## DATA SECTION
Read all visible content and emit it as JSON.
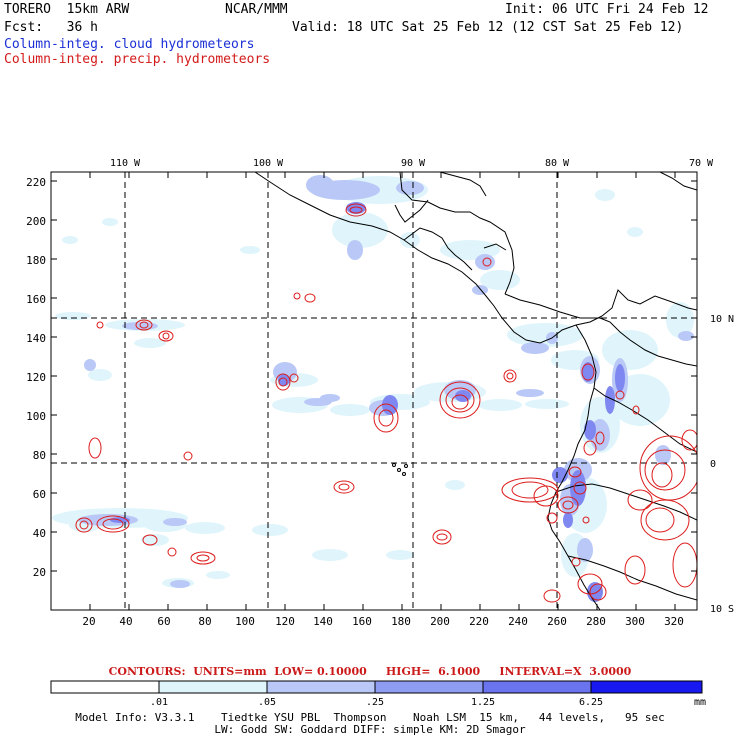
{
  "header": {
    "model": "TORERO  15km ARW",
    "org": "NCAR/MMM",
    "init": "Init: 06 UTC Fri 24 Feb 12",
    "fcst": "Fcst:   36 h",
    "valid": "Valid: 18 UTC Sat 25 Feb 12 (12 CST Sat 25 Feb 12)",
    "field_cloud": "Column-integ. cloud hydrometeors",
    "field_precip": "Column-integ. precip. hydrometeors"
  },
  "map": {
    "top_lon_labels": [
      "110 W",
      "100 W",
      "90 W",
      "80 W",
      "70 W"
    ],
    "right_lat_labels": [
      "10 N",
      "0",
      "10 S"
    ],
    "y_ticks": [
      "20",
      "40",
      "60",
      "80",
      "100",
      "120",
      "140",
      "160",
      "180",
      "200",
      "220"
    ],
    "x_ticks": [
      "20",
      "40",
      "60",
      "80",
      "100",
      "120",
      "140",
      "160",
      "180",
      "200",
      "220",
      "240",
      "260",
      "280",
      "300",
      "320"
    ],
    "colors": {
      "land": "#000000",
      "grid": "#000000",
      "precip_contour": "#dd1c1c",
      "shade_1": "#dff5fb",
      "shade_2": "#b9c8f6",
      "shade_3": "#8e9cf2",
      "shade_4": "#6a74ee",
      "shade_5": "#3b46f2"
    }
  },
  "contours": {
    "text": "CONTOURS:  UNITS=mm  LOW= 0.10000     HIGH=  6.1000     INTERVAL=X  3.0000"
  },
  "colorbar": {
    "labels": [
      ".01",
      ".05",
      ".25",
      "1.25",
      "6.25"
    ],
    "unit": "mm",
    "colors": [
      "#ffffff",
      "#dff5fb",
      "#b9c8f6",
      "#8e9cf2",
      "#6a74ee",
      "#3b46f2",
      "#1818f0"
    ]
  },
  "model_info": {
    "line1": "Model Info: V3.3.1    Tiedtke YSU PBL  Thompson    Noah LSM  15 km,   44 levels,   95 sec",
    "line2": "LW: Godd SW: Goddard DIFF: simple KM: 2D Smagor"
  }
}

## STATED EXERCISE
Without including any picture, repeat the data exactly.

## FINISHED ANSWER
Read all visible content and emit it as JSON.
{
  "header": {
    "model": "TORERO  15km ARW",
    "org": "NCAR/MMM",
    "init": "Init: 06 UTC Fri 24 Feb 12",
    "fcst": "Fcst:   36 h",
    "valid": "Valid: 18 UTC Sat 25 Feb 12 (12 CST Sat 25 Feb 12)",
    "field_cloud": "Column-integ. cloud hydrometeors",
    "field_precip": "Column-integ. precip. hydrometeors"
  },
  "map": {
    "top_lon_labels": [
      "110 W",
      "100 W",
      "90 W",
      "80 W",
      "70 W"
    ],
    "right_lat_labels": [
      "10 N",
      "0",
      "10 S"
    ],
    "y_ticks": [
      "20",
      "40",
      "60",
      "80",
      "100",
      "120",
      "140",
      "160",
      "180",
      "200",
      "220"
    ],
    "x_ticks": [
      "20",
      "40",
      "60",
      "80",
      "100",
      "120",
      "140",
      "160",
      "180",
      "200",
      "220",
      "240",
      "260",
      "280",
      "300",
      "320"
    ],
    "colors": {
      "land": "#000000",
      "grid": "#000000",
      "precip_contour": "#dd1c1c",
      "shade_1": "#dff5fb",
      "shade_2": "#b9c8f6",
      "shade_3": "#8e9cf2",
      "shade_4": "#6a74ee",
      "shade_5": "#3b46f2"
    }
  },
  "contours": {
    "text": "CONTOURS:  UNITS=mm  LOW= 0.10000     HIGH=  6.1000     INTERVAL=X  3.0000"
  },
  "colorbar": {
    "labels": [
      ".01",
      ".05",
      ".25",
      "1.25",
      "6.25"
    ],
    "unit": "mm",
    "colors": [
      "#ffffff",
      "#dff5fb",
      "#b9c8f6",
      "#8e9cf2",
      "#6a74ee",
      "#3b46f2",
      "#1818f0"
    ]
  },
  "model_info": {
    "line1": "Model Info: V3.3.1    Tiedtke YSU PBL  Thompson    Noah LSM  15 km,   44 levels,   95 sec",
    "line2": "LW: Godd SW: Goddard DIFF: simple KM: 2D Smagor"
  }
}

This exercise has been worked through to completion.